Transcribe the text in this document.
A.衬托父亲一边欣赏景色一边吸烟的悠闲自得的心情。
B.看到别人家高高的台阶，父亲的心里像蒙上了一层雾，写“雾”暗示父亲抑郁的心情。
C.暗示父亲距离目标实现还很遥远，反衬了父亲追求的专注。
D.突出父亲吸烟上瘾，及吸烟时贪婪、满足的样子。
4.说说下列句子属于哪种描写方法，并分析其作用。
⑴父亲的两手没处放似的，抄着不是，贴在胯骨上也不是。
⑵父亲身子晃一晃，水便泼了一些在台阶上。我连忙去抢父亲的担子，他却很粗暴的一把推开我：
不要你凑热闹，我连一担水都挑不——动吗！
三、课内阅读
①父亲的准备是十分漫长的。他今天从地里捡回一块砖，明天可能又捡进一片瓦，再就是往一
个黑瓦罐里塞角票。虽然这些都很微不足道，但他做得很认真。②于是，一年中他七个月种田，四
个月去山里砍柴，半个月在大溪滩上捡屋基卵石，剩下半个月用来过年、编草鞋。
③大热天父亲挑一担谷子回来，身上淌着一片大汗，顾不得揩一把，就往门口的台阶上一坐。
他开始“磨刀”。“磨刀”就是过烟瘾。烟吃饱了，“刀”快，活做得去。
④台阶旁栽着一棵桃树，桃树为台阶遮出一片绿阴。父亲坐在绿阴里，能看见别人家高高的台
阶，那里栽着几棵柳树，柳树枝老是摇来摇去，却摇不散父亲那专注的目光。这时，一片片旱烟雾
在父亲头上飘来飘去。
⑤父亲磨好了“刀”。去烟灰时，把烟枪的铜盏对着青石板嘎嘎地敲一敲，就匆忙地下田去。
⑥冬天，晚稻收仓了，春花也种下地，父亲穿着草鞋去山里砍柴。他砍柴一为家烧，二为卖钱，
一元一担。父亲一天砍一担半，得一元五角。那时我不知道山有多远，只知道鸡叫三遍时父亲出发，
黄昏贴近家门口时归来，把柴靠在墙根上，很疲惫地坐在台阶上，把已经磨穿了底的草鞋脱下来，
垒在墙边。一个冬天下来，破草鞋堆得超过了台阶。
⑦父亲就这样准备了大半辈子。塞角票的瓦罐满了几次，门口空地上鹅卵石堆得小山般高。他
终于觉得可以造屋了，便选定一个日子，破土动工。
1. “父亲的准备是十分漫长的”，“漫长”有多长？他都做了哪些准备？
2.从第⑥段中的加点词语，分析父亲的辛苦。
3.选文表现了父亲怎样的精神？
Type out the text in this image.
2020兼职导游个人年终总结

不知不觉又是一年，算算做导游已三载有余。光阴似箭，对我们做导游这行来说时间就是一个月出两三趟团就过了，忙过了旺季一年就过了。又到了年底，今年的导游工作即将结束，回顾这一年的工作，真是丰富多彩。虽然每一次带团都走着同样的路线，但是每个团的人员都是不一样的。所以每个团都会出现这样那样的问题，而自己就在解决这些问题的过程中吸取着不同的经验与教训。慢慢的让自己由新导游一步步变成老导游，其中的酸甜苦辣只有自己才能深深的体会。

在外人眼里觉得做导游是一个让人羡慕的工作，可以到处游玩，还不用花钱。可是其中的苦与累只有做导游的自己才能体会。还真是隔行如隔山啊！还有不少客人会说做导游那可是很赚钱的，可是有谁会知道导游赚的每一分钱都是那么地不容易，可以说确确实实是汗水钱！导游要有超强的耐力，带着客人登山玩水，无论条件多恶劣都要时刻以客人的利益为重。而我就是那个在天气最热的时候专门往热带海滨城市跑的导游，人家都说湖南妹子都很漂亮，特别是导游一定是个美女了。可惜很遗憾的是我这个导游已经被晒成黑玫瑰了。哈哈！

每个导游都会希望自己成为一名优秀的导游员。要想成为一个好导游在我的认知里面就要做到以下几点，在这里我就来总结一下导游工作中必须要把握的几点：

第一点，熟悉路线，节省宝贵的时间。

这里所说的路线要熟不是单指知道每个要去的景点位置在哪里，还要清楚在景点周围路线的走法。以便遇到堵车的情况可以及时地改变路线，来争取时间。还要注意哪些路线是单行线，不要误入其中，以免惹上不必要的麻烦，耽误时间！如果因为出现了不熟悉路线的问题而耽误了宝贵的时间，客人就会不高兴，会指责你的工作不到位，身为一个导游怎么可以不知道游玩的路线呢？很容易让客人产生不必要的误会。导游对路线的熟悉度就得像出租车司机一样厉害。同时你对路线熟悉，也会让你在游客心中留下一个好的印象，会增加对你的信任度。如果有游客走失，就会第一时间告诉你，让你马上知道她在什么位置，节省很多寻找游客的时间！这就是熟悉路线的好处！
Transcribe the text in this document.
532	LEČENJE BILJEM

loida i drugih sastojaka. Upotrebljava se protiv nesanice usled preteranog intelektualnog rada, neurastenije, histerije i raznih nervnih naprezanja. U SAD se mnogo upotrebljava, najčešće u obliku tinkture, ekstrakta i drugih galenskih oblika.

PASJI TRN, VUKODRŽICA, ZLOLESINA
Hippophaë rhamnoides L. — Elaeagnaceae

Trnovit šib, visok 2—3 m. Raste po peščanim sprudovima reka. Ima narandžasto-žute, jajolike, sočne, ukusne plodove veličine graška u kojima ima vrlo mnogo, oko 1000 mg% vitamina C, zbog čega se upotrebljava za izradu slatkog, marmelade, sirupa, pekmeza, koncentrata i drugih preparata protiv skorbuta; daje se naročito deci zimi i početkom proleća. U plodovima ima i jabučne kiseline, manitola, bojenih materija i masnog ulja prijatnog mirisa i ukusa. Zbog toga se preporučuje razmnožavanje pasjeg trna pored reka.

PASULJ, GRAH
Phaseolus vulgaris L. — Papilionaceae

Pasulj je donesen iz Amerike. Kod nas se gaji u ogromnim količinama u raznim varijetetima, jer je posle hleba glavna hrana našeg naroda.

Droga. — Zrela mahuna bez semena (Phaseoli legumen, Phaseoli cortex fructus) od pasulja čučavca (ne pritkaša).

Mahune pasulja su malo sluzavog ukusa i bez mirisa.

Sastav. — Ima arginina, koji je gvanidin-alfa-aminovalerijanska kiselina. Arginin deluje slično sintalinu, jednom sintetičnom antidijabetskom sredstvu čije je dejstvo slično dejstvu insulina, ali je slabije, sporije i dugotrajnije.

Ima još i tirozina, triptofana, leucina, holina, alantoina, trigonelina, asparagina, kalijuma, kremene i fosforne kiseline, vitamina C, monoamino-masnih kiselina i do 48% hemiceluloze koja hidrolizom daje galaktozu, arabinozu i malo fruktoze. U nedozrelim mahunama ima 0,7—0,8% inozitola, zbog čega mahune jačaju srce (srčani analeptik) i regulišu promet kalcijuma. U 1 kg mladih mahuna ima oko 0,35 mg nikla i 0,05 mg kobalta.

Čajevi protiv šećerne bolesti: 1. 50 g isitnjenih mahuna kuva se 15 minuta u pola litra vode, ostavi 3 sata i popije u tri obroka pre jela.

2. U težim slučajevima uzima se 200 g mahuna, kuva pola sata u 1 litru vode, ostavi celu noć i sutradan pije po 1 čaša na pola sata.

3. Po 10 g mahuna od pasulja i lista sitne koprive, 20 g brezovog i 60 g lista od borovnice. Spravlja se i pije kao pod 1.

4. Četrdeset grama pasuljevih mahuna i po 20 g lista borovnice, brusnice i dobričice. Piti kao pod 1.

Exercise objective: Extract the complete set of records unchanged.

Result:
Transcribe the text in this document.
A.衬托父亲一边欣赏景色一边吸烟的悠闲自得的心情。
B.看到别人家高高的台阶，父亲的心里像蒙上了一层雾，写“雾”暗示父亲抑郁的心情。
C.暗示父亲距离目标实现还很遥远，反衬了父亲追求的专注。
D.突出父亲吸烟上瘾，及吸烟时贪婪、满足的样子。
4.说说下列句子属于哪种描写方法，并分析其作用。
⑴父亲的两手没处放似的，抄着不是，贴在胯骨上也不是。
⑵父亲身子晃一晃，水便泼了一些在台阶上。我连忙去抢父亲的担子，他却很粗暴的一把推开我：
不要你凑热闹，我连一担水都挑不——动吗！
三、课内阅读
①父亲的准备是十分漫长的。他今天从地里捡回一块砖，明天可能又捡进一片瓦，再就是往一
个黑瓦罐里塞角票。虽然这些都很微不足道，但他做得很认真。②于是，一年中他七个月种田，四
个月去山里砍柴，半个月在大溪滩上捡屋基卵石，剩下半个月用来过年、编草鞋。
③大热天父亲挑一担谷子回来，身上淌着一片大汗，顾不得揩一把，就往门口的台阶上一坐。
他开始“磨刀”。“磨刀”就是过烟瘾。烟吃饱了，“刀”快，活做得去。
④台阶旁栽着一棵桃树，桃树为台阶遮出一片绿阴。父亲坐在绿阴里，能看见别人家高高的台
阶，那里栽着几棵柳树，柳树枝老是摇来摇去，却摇不散父亲那专注的目光。这时，一片片旱烟雾
在父亲头上飘来飘去。
⑤父亲磨好了“刀”。去烟灰时，把烟枪的铜盏对着青石板嘎嘎地敲一敲，就匆忙地下田去。
⑥冬天，晚稻收仓了，春花也种下地，父亲穿着草鞋去山里砍柴。他砍柴一为家烧，二为卖钱，
一元一担。父亲一天砍一担半，得一元五角。那时我不知道山有多远，只知道鸡叫三遍时父亲出发，
黄昏贴近家门口时归来，把柴靠在墙根上，很疲惫地坐在台阶上，把已经磨穿了底的草鞋脱下来，
垒在墙边。一个冬天下来，破草鞋堆得超过了台阶。
⑦父亲就这样准备了大半辈子。塞角票的瓦罐满了几次，门口空地上鹅卵石堆得小山般高。他
终于觉得可以造屋了，便选定一个日子，破土动工。
1. “父亲的准备是十分漫长的”，“漫长”有多长？他都做了哪些准备？
2.从第⑥段中的加点词语，分析父亲的辛苦。
3.选文表现了父亲怎样的精神？
Type out the text in this image.
2020兼职导游个人年终总结

不知不觉又是一年，算算做导游已三载有余。光阴似箭，对我们做导游这行来说时间就是一个月出两三趟团就过了，忙过了旺季一年就过了。又到了年底，今年的导游工作即将结束，回顾这一年的工作，真是丰富多彩。虽然每一次带团都走着同样的路线，但是每个团的人员都是不一样的。所以每个团都会出现这样那样的问题，而自己就在解决这些问题的过程中吸取着不同的经验与教训。慢慢的让自己由新导游一步步变成老导游，其中的酸甜苦辣只有自己才能深深的体会。

在外人眼里觉得做导游是一个让人羡慕的工作，可以到处游玩，还不用花钱。可是其中的苦与累只有做导游的自己才能体会。还真是隔行如隔山啊！还有不少客人会说做导游那可是很赚钱的，可是有谁会知道导游赚的每一分钱都是那么地不容易，可以说确确实实是汗水钱！导游要有超强的耐力，带着客人登山玩水，无论条件多恶劣都要时刻以客人的利益为重。而我就是那个在天气最热的时候专门往热带海滨城市跑的导游，人家都说湖南妹子都很漂亮，特别是导游一定是个美女了。可惜很遗憾的是我这个导游已经被晒成黑玫瑰了。哈哈！

每个导游都会希望自己成为一名优秀的导游员。要想成为一个好导游在我的认知里面就要做到以下几点，在这里我就来总结一下导游工作中必须要把握的几点：

第一点，熟悉路线，节省宝贵的时间。

这里所说的路线要熟不是单指知道每个要去的景点位置在哪里，还要清楚在景点周围路线的走法。以便遇到堵车的情况可以及时地改变路线，来争取时间。还要注意哪些路线是单行线，不要误入其中，以免惹上不必要的麻烦，耽误时间！如果因为出现了不熟悉路线的问题而耽误了宝贵的时间，客人就会不高兴，会指责你的工作不到位，身为一个导游怎么可以不知道游玩的路线呢？很容易让客人产生不必要的误会。导游对路线的熟悉度就得像出租车司机一样厉害。同时你对路线熟悉，也会让你在游客心中留下一个好的印象，会增加对你的信任度。如果有游客走失，就会第一时间告诉你，让你马上知道她在什么位置，节省很多寻找游客的时间！这就是熟悉路线的好处！
Transcribe the text in this document.
532	LEČENJE BILJEM

loida i drugih sastojaka. Upotrebljava se protiv nesanice usled preteranog intelektualnog rada, neurastenije, histerije i raznih nervnih naprezanja. U SAD se mnogo upotrebljava, najčešće u obliku tinkture, ekstrakta i drugih galenskih oblika.

PASJI TRN, VUKODRŽICA, ZLOLESINA
Hippophaë rhamnoides L. — Elaeagnaceae

Trnovit šib, visok 2—3 m. Raste po peščanim sprudovima reka. Ima narandžasto-žute, jajolike, sočne, ukusne plodove veličine graška u kojima ima vrlo mnogo, oko 1000 mg% vitamina C, zbog čega se upotrebljava za izradu slatkog, marmelade, sirupa, pekmeza, koncentrata i drugih preparata protiv skorbuta; daje se naročito deci zimi i početkom proleća. U plodovima ima i jabučne kiseline, manitola, bojenih materija i masnog ulja prijatnog mirisa i ukusa. Zbog toga se preporučuje razmnožavanje pasjeg trna pored reka.

PASULJ, GRAH
Phaseolus vulgaris L. — Papilionaceae

Pasulj je donesen iz Amerike. Kod nas se gaji u ogromnim količinama u raznim varijetetima, jer je posle hleba glavna hrana našeg naroda.

Droga. — Zrela mahuna bez semena (Phaseoli legumen, Phaseoli cortex fructus) od pasulja čučavca (ne pritkaša).

Mahune pasulja su malo sluzavog ukusa i bez mirisa.

Sastav. — Ima arginina, koji je gvanidin-alfa-aminovalerijanska kiselina. Arginin deluje slično sintalinu, jednom sintetičnom antidijabetskom sredstvu čije je dejstvo slično dejstvu insulina, ali je slabije, sporije i dugotrajnije.

Ima još i tirozina, triptofana, leucina, holina, alantoina, trigonelina, asparagina, kalijuma, kremene i fosforne kiseline, vitamina C, monoamino-masnih kiselina i do 48% hemiceluloze koja hidrolizom daje galaktozu, arabinozu i malo fruktoze. U nedozrelim mahunama ima 0,7—0,8% inozitola, zbog čega mahune jačaju srce (srčani analeptik) i regulišu promet kalcijuma. U 1 kg mladih mahuna ima oko 0,35 mg nikla i 0,05 mg kobalta.

Čajevi protiv šećerne bolesti: 1. 50 g isitnjenih mahuna kuva se 15 minuta u pola litra vode, ostavi 3 sata i popije u tri obroka pre jela.

2. U težim slučajevima uzima se 200 g mahuna, kuva pola sata u 1 litru vode, ostavi celu noć i sutradan pije po 1 čaša na pola sata.

3. Po 10 g mahuna od pasulja i lista sitne koprive, 20 g brezovog i 60 g lista od borovnice. Spravlja se i pije kao pod 1.

4. Četrdeset grama pasuljevih mahuna i po 20 g lista borovnice, brusnice i dobričice. Piti kao pod 1.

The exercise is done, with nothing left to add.